== Task inputs ==

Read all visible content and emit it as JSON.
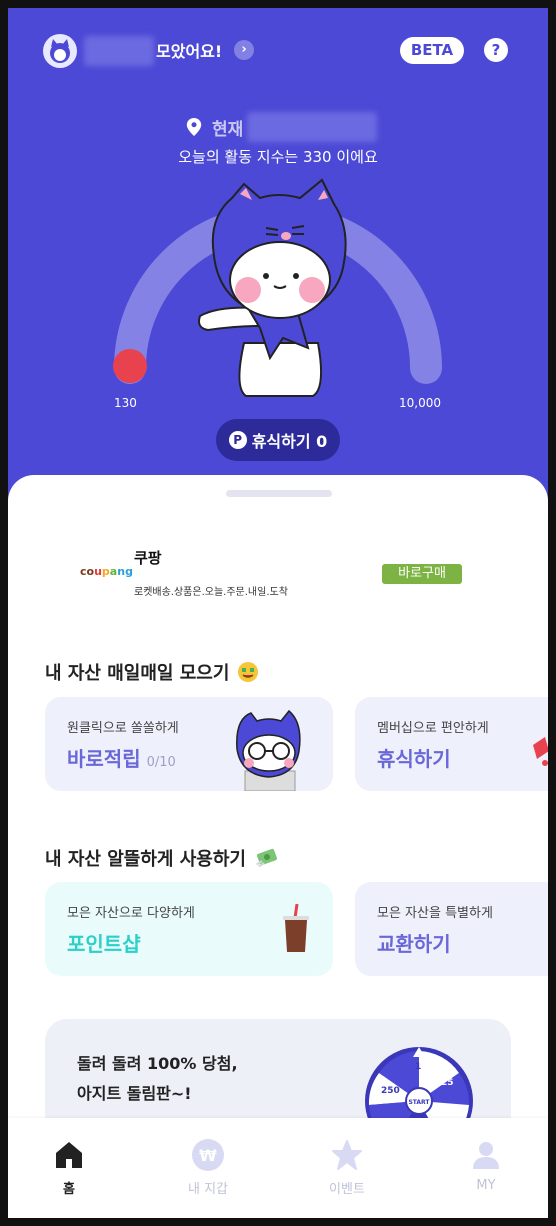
{
  "header": {
    "collect_text": "모았어요!",
    "beta_label": "BETA",
    "help_label": "?"
  },
  "location": {
    "label": "현재"
  },
  "activity_text": "오늘의 활동 지수는 330 이에요",
  "gauge": {
    "min_label": "130",
    "max_label": "10,000",
    "value": 130,
    "max": 10000
  },
  "rest_pill": {
    "badge": "P",
    "label": "휴식하기 0"
  },
  "ad": {
    "logo": "coupang",
    "title": "쿠팡",
    "description": "로켓배송.상품은.오늘.주문.내일.도착",
    "button": "바로구매"
  },
  "section_collect": {
    "title": "내 자산 매일매일 모으기",
    "cards": [
      {
        "sub": "원클릭으로 쏠쏠하게",
        "main": "바로적립",
        "count": "0/10"
      },
      {
        "sub": "멤버십으로 편안하게",
        "main": "휴식하기"
      }
    ]
  },
  "section_use": {
    "title": "내 자산 알뜰하게 사용하기",
    "cards": [
      {
        "sub": "모은 자산으로 다양하게",
        "main": "포인트샵"
      },
      {
        "sub": "모은 자산을 특별하게",
        "main": "교환하기"
      }
    ]
  },
  "roulette": {
    "line1": "돌려 돌려 100% 당첨,",
    "line2": "아지트 돌림판~!",
    "start": "START",
    "segments": [
      "1",
      "25",
      "250"
    ]
  },
  "bottom_nav": [
    {
      "label": "홈",
      "active": true
    },
    {
      "label": "내 지갑",
      "active": false
    },
    {
      "label": "이벤트",
      "active": false
    },
    {
      "label": "MY",
      "active": false
    }
  ],
  "colors": {
    "primary": "#4c49d6",
    "dark_pill": "#2d2a9a",
    "gauge_red": "#e8424f",
    "mint": "#2ad0c9",
    "card_lav": "#eef0fb"
  }
}
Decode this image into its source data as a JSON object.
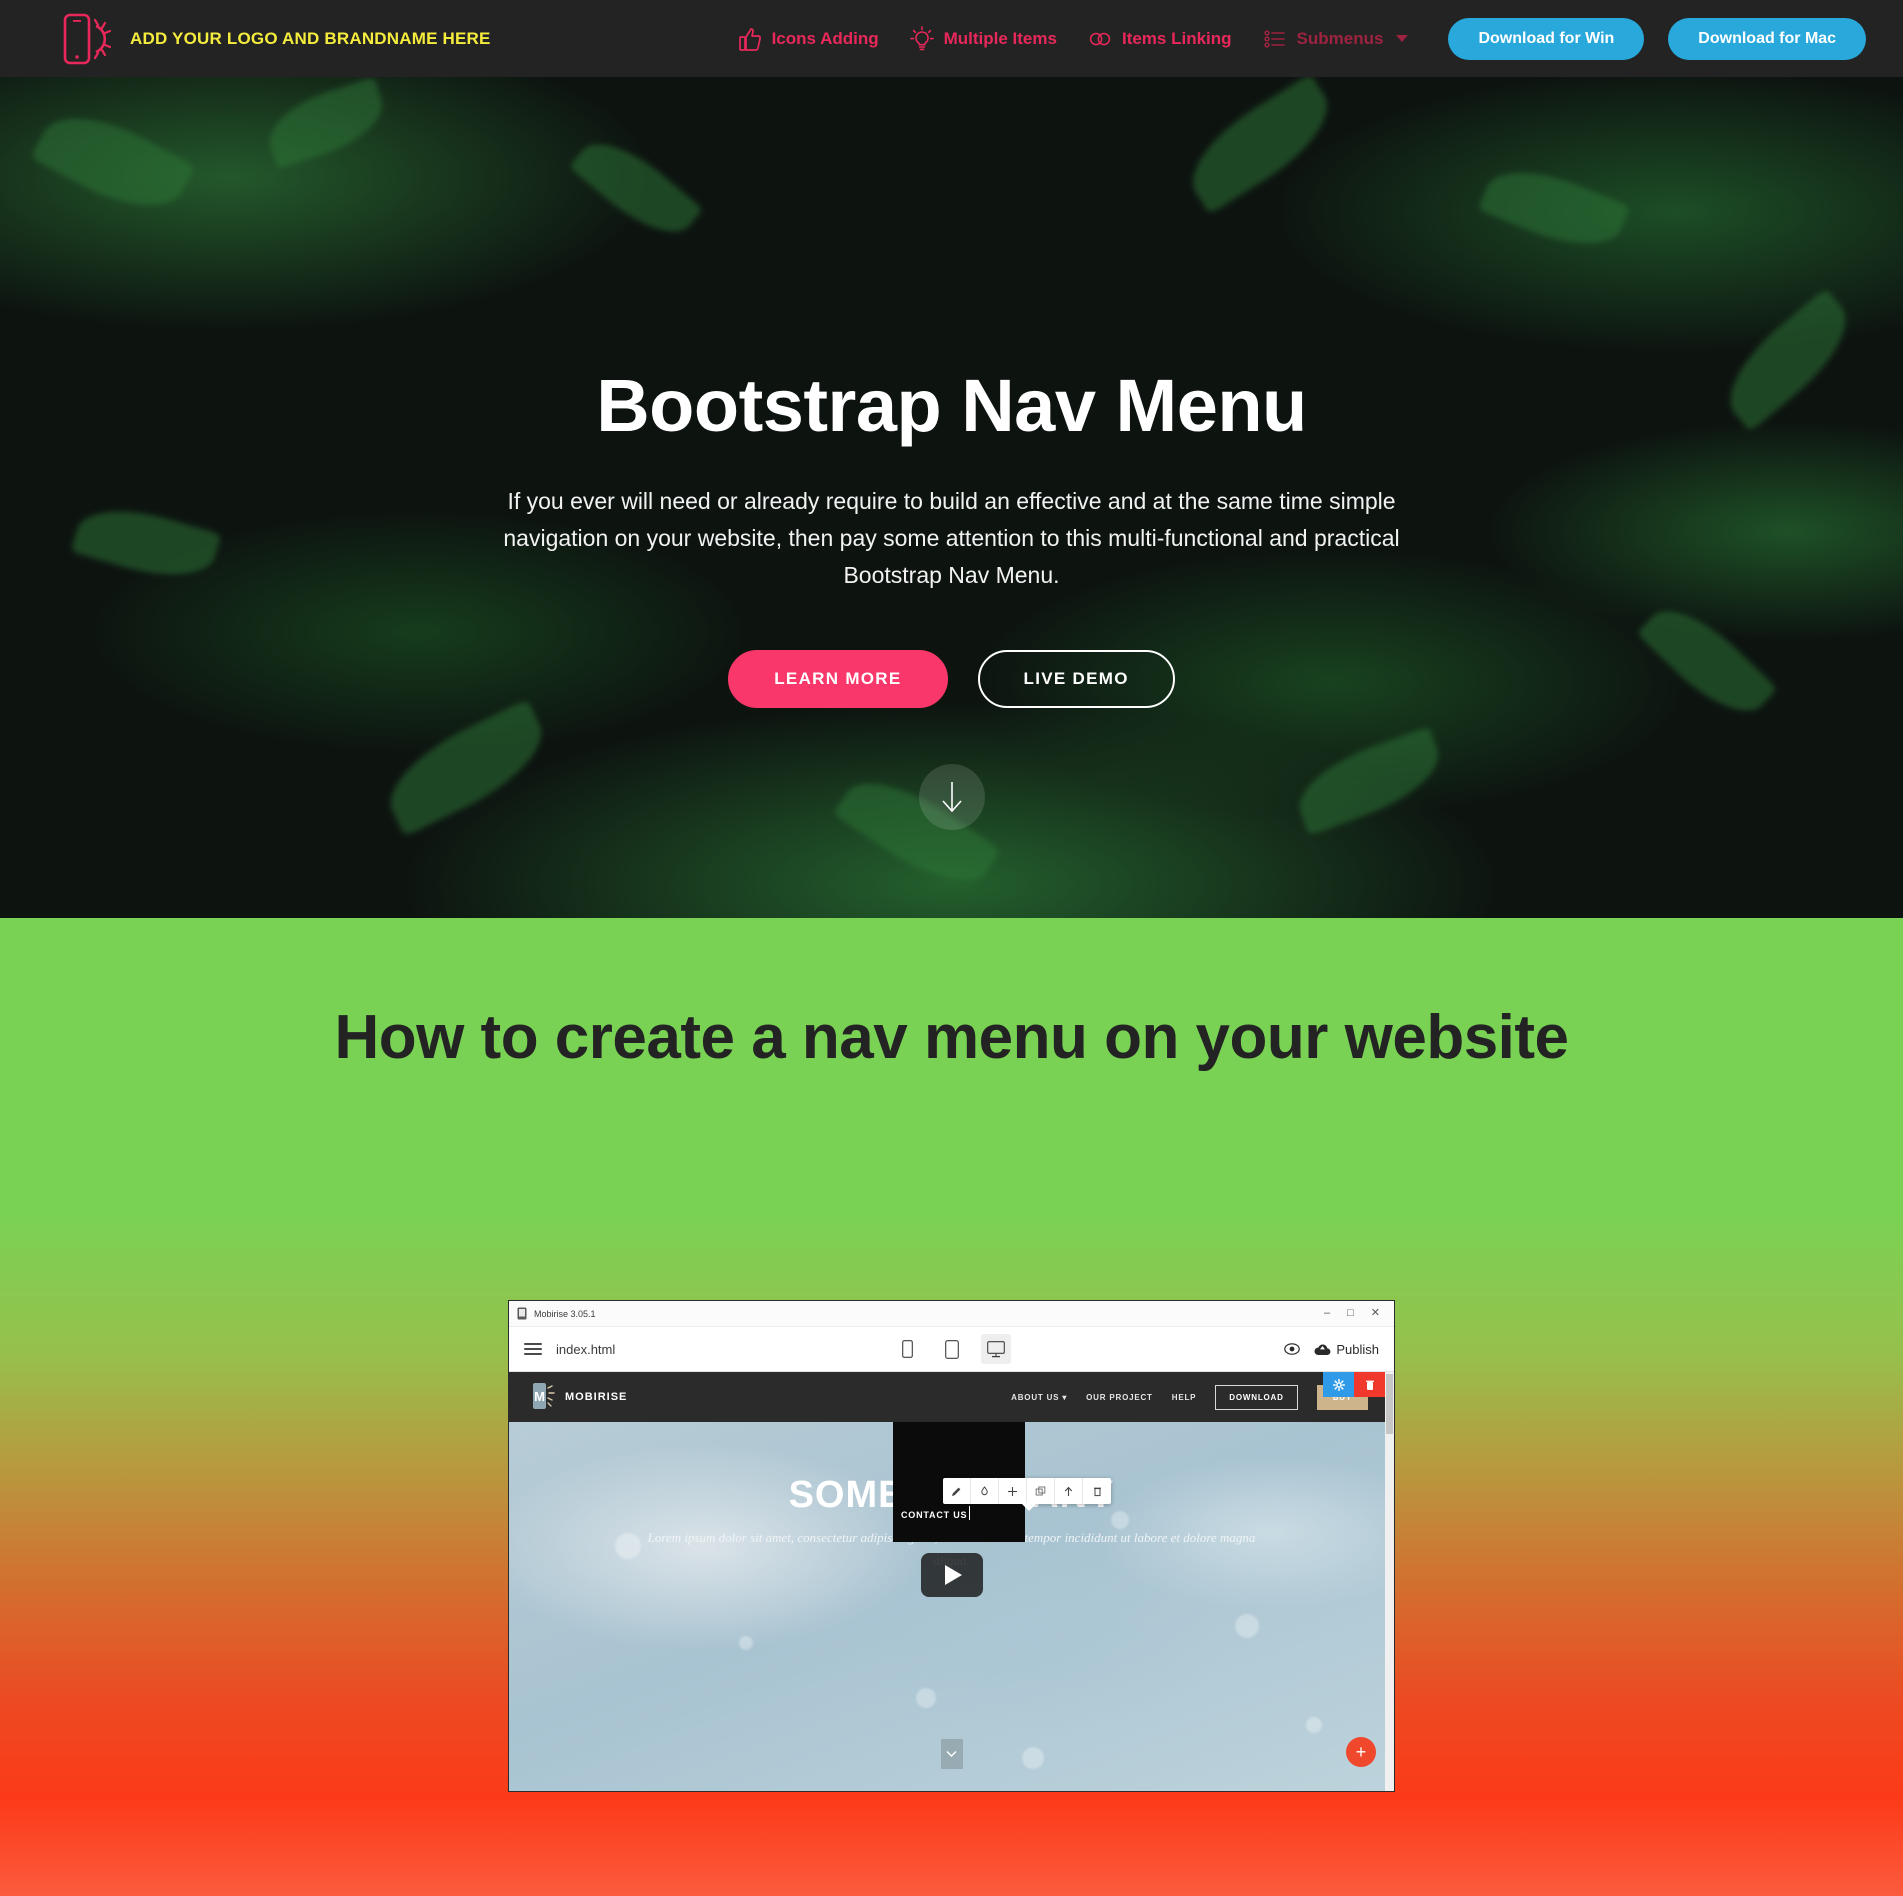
{
  "navbar": {
    "logo_icon": "phone-sun-logo-icon",
    "brand_name": "ADD YOUR LOGO AND BRANDNAME HERE",
    "links": [
      {
        "label": "Icons Adding",
        "icon": "thumbs-up-icon",
        "dim": false
      },
      {
        "label": "Multiple Items",
        "icon": "lightbulb-icon",
        "dim": false
      },
      {
        "label": "Items Linking",
        "icon": "chain-links-icon",
        "dim": false
      },
      {
        "label": "Submenus",
        "icon": "bullet-list-icon",
        "dim": true
      }
    ],
    "buttons": [
      {
        "label": "Download for Win"
      },
      {
        "label": "Download for Mac"
      }
    ],
    "accent_pink": "#e8285a",
    "accent_yellow": "#f5ec3d",
    "accent_blue": "#29a8dc",
    "background": "#232323"
  },
  "hero": {
    "title": "Bootstrap Nav Menu",
    "subtitle": "If you ever will need or already require to build an effective and at the same time simple navigation on your website, then pay some attention to this multi-functional and practical Bootstrap Nav Menu.",
    "primary_button": "LEARN MORE",
    "secondary_button": "LIVE DEMO",
    "scroll_icon": "arrow-down-icon",
    "primary_color": "#f9376a"
  },
  "section": {
    "title": "How to create a nav menu on your website",
    "gradient_start": "#79d254",
    "gradient_end": "#fb5b3e",
    "title_color": "#232323"
  },
  "app_window": {
    "titlebar": {
      "icon": "mobirise-app-icon",
      "title": "Mobirise 3.05.1",
      "minimize": "–",
      "maximize": "□",
      "close": "✕"
    },
    "toolbar": {
      "menu_icon": "hamburger-menu-icon",
      "file_name": "index.html",
      "devices": [
        {
          "icon": "mobile-icon",
          "active": false
        },
        {
          "icon": "tablet-icon",
          "active": false
        },
        {
          "icon": "desktop-icon",
          "active": true
        }
      ],
      "preview_icon": "eye-preview-icon",
      "publish_icon": "cloud-upload-icon",
      "publish_label": "Publish"
    },
    "preview": {
      "nav": {
        "logo_icon": "mobirise-m-logo-icon",
        "brand": "MOBIRISE",
        "items": [
          "ABOUT US",
          "OUR PROJECT",
          "HELP"
        ],
        "about_caret": "▾",
        "download_button": "DOWNLOAD",
        "buy_button": "BUY"
      },
      "corner_buttons": [
        {
          "icon": "gear-icon",
          "color": "#2e9ae8"
        },
        {
          "icon": "trash-icon",
          "color": "#f0382c"
        }
      ],
      "edit_toolbar": [
        "pencil-icon",
        "paint-bucket-icon",
        "move-icon",
        "duplicate-icon",
        "move-up-icon",
        "delete-icon"
      ],
      "contact_label": "CONTACT US",
      "hero_title": "SOME COMPANY",
      "hero_subtitle": "Lorem ipsum dolor sit amet, consectetur adipiscing elit, sed do eiusmod tempor incididunt ut labore et dolore magna aliqua.",
      "scroll_icon": "chevron-down-icon",
      "fab_icon": "plus-icon",
      "fab_label": "+"
    }
  },
  "video": {
    "play_icon": "play-button-icon"
  }
}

===

[Task brief]: Leave the pictures out and copy the rest of the data exactly.

[Answer to the task]:
Read all visible content and emit it as JSON.
{
  "header": {
    "collect_text": "모았어요!",
    "beta_label": "BETA",
    "help_label": "?"
  },
  "location": {
    "label": "현재"
  },
  "activity_text": "오늘의 활동 지수는 330 이에요",
  "gauge": {
    "min_label": "130",
    "max_label": "10,000",
    "value": 130,
    "max": 10000
  },
  "rest_pill": {
    "badge": "P",
    "label": "휴식하기 0"
  },
  "ad": {
    "logo": "coupang",
    "title": "쿠팡",
    "description": "로켓배송.상품은.오늘.주문.내일.도착",
    "button": "바로구매"
  },
  "section_collect": {
    "title": "내 자산 매일매일 모으기",
    "cards": [
      {
        "sub": "원클릭으로 쏠쏠하게",
        "main": "바로적립",
        "count": "0/10"
      },
      {
        "sub": "멤버십으로 편안하게",
        "main": "휴식하기"
      }
    ]
  },
  "section_use": {
    "title": "내 자산 알뜰하게 사용하기",
    "cards": [
      {
        "sub": "모은 자산으로 다양하게",
        "main": "포인트샵"
      },
      {
        "sub": "모은 자산을 특별하게",
        "main": "교환하기"
      }
    ]
  },
  "roulette": {
    "line1": "돌려 돌려 100% 당첨,",
    "line2": "아지트 돌림판~!",
    "start": "START",
    "segments": [
      "1",
      "25",
      "250"
    ]
  },
  "bottom_nav": [
    {
      "label": "홈",
      "active": true
    },
    {
      "label": "내 지갑",
      "active": false
    },
    {
      "label": "이벤트",
      "active": false
    },
    {
      "label": "MY",
      "active": false
    }
  ],
  "colors": {
    "primary": "#4c49d6",
    "dark_pill": "#2d2a9a",
    "gauge_red": "#e8424f",
    "mint": "#2ad0c9",
    "card_lav": "#eef0fb"
  }
}
Decode this image into its source data as a JSON object.
{
  "navbar": {
    "logo_icon": "phone-sun-logo-icon",
    "brand_name": "ADD YOUR LOGO AND BRANDNAME HERE",
    "links": [
      {
        "label": "Icons Adding",
        "icon": "thumbs-up-icon",
        "dim": false
      },
      {
        "label": "Multiple Items",
        "icon": "lightbulb-icon",
        "dim": false
      },
      {
        "label": "Items Linking",
        "icon": "chain-links-icon",
        "dim": false
      },
      {
        "label": "Submenus",
        "icon": "bullet-list-icon",
        "dim": true
      }
    ],
    "buttons": [
      {
        "label": "Download for Win"
      },
      {
        "label": "Download for Mac"
      }
    ],
    "accent_pink": "#e8285a",
    "accent_yellow": "#f5ec3d",
    "accent_blue": "#29a8dc",
    "background": "#232323"
  },
  "hero": {
    "title": "Bootstrap Nav Menu",
    "subtitle": "If you ever will need or already require to build an effective and at the same time simple navigation on your website, then pay some attention to this multi-functional and practical Bootstrap Nav Menu.",
    "primary_button": "LEARN MORE",
    "secondary_button": "LIVE DEMO",
    "scroll_icon": "arrow-down-icon",
    "primary_color": "#f9376a"
  },
  "section": {
    "title": "How to create a nav menu on your website",
    "gradient_start": "#79d254",
    "gradient_end": "#fb5b3e",
    "title_color": "#232323"
  },
  "app_window": {
    "titlebar": {
      "icon": "mobirise-app-icon",
      "title": "Mobirise 3.05.1",
      "minimize": "–",
      "maximize": "□",
      "close": "✕"
    },
    "toolbar": {
      "menu_icon": "hamburger-menu-icon",
      "file_name": "index.html",
      "devices": [
        {
          "icon": "mobile-icon",
          "active": false
        },
        {
          "icon": "tablet-icon",
          "active": false
        },
        {
          "icon": "desktop-icon",
          "active": true
        }
      ],
      "preview_icon": "eye-preview-icon",
      "publish_icon": "cloud-upload-icon",
      "publish_label": "Publish"
    },
    "preview": {
      "nav": {
        "logo_icon": "mobirise-m-logo-icon",
        "brand": "MOBIRISE",
        "items": [
          "ABOUT US",
          "OUR PROJECT",
          "HELP"
        ],
        "about_caret": "▾",
        "download_button": "DOWNLOAD",
        "buy_button": "BUY"
      },
      "corner_buttons": [
        {
          "icon": "gear-icon",
          "color": "#2e9ae8"
        },
        {
          "icon": "trash-icon",
          "color": "#f0382c"
        }
      ],
      "edit_toolbar": [
        "pencil-icon",
        "paint-bucket-icon",
        "move-icon",
        "duplicate-icon",
        "move-up-icon",
        "delete-icon"
      ],
      "contact_label": "CONTACT US",
      "hero_title": "SOME COMPANY",
      "hero_subtitle": "Lorem ipsum dolor sit amet, consectetur adipiscing elit, sed do eiusmod tempor incididunt ut labore et dolore magna aliqua.",
      "scroll_icon": "chevron-down-icon",
      "fab_icon": "plus-icon",
      "fab_label": "+"
    }
  },
  "video": {
    "play_icon": "play-button-icon"
  }
}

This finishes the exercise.